Aim: Copy out all lines that hold "百千万工程".

Stored data:
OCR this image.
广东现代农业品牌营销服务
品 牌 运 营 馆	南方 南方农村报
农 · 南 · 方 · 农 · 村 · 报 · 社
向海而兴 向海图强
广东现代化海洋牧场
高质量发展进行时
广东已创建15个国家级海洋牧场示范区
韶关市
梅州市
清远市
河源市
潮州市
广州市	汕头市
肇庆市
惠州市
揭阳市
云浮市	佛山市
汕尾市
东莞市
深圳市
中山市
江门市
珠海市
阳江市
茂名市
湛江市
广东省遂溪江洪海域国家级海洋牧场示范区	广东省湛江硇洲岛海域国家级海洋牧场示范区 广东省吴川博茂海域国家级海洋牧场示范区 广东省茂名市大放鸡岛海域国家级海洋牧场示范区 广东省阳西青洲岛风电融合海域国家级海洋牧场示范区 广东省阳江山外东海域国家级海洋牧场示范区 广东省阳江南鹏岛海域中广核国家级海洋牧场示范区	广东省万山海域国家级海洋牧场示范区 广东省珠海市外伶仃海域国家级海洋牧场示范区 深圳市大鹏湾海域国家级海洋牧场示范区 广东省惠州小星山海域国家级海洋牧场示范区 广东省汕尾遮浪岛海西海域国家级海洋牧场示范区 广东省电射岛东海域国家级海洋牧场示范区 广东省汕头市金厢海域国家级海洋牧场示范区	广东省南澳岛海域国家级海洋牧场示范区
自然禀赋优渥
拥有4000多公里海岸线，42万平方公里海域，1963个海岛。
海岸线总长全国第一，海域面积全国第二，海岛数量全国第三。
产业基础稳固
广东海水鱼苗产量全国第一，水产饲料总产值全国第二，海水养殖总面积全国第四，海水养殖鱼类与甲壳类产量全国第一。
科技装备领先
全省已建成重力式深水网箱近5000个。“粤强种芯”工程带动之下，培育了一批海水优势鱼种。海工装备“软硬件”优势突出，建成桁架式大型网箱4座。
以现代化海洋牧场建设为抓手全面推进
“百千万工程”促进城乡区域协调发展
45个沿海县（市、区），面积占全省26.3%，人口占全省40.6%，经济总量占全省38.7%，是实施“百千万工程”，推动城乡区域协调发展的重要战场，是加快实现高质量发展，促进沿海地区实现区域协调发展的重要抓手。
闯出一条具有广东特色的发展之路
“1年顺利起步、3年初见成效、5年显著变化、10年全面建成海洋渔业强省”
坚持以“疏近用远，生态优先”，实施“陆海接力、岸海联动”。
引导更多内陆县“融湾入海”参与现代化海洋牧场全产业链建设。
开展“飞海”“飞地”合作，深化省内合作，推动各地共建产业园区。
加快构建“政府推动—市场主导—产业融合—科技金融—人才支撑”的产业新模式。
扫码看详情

Full output:
“百千万工程”促进城乡区域协调发展
45个沿海县（市、区），面积占全省26.3%，人口占全省40.6%，经济总量占全省38.7%，是实施“百千万工程”，推动城乡区域协调发展的重要战场，是加快实现高质量发展，促进沿海地区实现区域协调发展的重要抓手。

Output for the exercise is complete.